Read the listing and extract each line that includes the word "image".

►

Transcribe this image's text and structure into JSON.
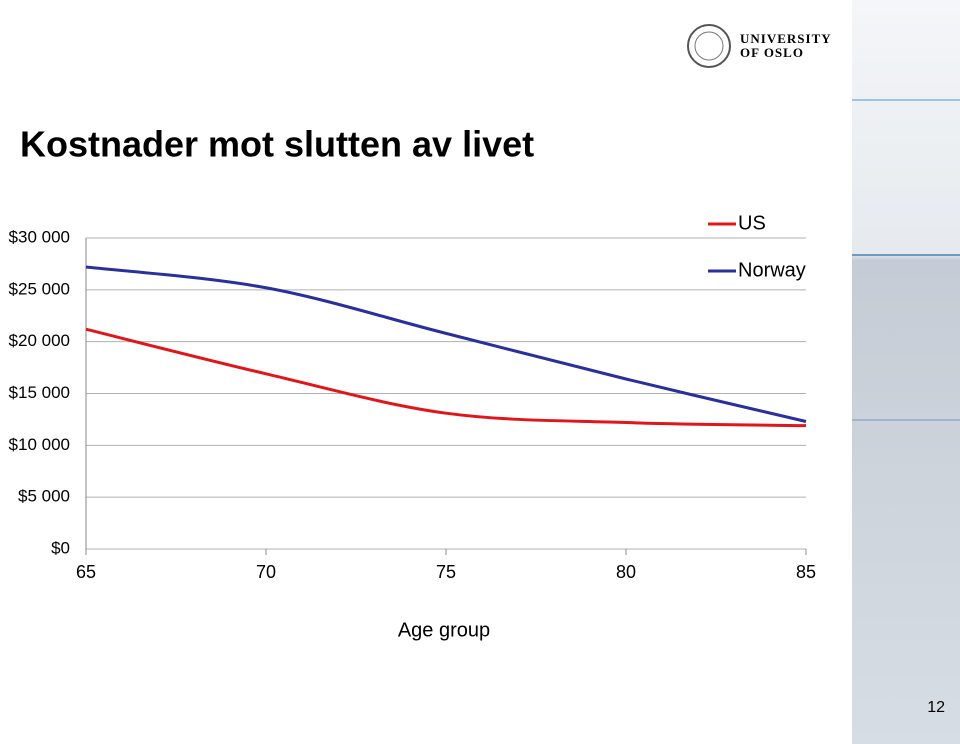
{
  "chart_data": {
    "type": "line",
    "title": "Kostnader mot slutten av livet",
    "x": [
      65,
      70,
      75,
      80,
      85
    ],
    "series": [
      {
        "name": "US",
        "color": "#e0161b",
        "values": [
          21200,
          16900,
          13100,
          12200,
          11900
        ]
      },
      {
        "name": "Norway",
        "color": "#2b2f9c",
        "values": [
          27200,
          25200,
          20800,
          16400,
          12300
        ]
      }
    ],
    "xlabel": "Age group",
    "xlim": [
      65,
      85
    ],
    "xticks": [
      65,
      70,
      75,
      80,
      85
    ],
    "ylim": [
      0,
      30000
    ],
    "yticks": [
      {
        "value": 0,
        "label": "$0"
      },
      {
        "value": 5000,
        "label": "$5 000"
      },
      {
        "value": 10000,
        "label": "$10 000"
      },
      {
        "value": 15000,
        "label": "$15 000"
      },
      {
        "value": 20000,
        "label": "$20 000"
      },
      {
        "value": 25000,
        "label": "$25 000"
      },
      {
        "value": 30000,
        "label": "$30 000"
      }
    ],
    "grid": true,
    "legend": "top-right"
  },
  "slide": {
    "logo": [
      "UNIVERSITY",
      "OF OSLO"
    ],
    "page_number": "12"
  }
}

◄
►

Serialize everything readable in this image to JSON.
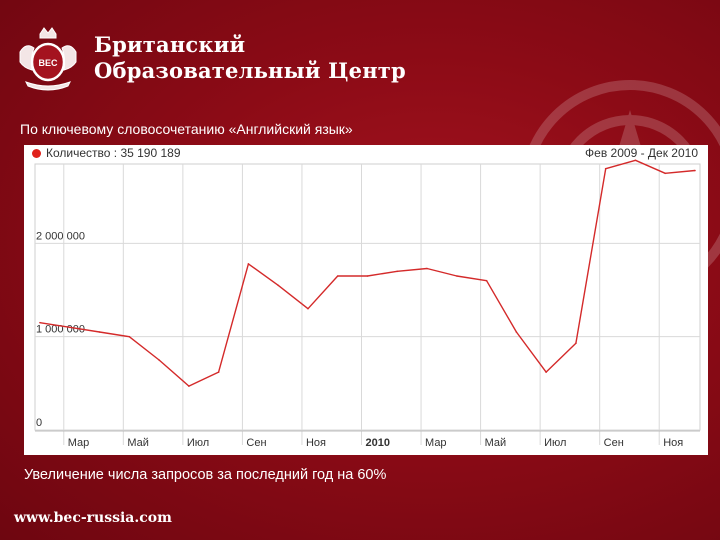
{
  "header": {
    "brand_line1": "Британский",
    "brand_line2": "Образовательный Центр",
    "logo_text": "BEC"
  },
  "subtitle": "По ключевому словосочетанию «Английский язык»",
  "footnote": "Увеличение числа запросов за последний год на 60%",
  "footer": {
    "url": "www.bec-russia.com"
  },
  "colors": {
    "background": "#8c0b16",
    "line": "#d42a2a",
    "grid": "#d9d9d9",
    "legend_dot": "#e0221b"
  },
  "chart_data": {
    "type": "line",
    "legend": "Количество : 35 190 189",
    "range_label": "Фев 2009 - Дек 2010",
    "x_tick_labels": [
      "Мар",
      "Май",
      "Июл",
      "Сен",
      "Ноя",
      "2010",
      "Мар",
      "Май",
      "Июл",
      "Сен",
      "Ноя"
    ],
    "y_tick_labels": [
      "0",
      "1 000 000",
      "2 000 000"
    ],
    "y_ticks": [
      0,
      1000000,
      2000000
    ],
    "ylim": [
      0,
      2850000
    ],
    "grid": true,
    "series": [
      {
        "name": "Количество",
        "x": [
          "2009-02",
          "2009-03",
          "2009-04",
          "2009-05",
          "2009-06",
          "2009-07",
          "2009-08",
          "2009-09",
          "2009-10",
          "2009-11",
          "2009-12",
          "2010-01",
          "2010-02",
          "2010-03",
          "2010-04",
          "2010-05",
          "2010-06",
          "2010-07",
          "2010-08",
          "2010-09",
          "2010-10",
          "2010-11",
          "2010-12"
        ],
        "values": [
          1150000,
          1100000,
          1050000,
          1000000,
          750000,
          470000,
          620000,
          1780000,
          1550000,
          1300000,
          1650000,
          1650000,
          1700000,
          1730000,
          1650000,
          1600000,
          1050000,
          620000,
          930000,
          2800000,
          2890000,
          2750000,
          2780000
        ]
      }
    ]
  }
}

◄
►

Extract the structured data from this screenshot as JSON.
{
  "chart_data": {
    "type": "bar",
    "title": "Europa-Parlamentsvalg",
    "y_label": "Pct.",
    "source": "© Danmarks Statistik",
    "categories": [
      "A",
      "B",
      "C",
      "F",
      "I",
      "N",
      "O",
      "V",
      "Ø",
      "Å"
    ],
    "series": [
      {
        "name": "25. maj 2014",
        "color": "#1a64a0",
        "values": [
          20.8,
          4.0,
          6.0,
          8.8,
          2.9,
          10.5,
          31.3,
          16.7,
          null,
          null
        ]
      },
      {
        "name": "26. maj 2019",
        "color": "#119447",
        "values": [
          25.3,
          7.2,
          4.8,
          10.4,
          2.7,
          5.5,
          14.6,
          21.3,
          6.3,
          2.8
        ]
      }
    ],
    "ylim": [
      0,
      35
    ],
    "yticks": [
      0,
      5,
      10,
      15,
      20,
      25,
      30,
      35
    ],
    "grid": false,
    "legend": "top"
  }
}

◄

Solution to this problem =>
Transcribe this image's text and structure into JSON.
Serialize everything readable in this image to JSON.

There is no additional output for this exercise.